Given entries:
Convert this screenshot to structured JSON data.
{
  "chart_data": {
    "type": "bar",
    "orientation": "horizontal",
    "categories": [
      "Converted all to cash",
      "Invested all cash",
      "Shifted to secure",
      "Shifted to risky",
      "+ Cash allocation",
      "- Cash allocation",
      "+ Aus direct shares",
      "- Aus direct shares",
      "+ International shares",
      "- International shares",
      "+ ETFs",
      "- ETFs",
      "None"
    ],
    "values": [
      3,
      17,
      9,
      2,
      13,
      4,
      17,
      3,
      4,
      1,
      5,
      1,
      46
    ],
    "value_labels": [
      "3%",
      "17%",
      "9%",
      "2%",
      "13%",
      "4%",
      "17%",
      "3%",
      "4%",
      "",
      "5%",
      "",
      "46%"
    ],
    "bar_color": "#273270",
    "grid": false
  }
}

Exercise aim:
Sift through the entries and copy every line with "International".

Exercise output:
      "+ International shares",
      "- International shares",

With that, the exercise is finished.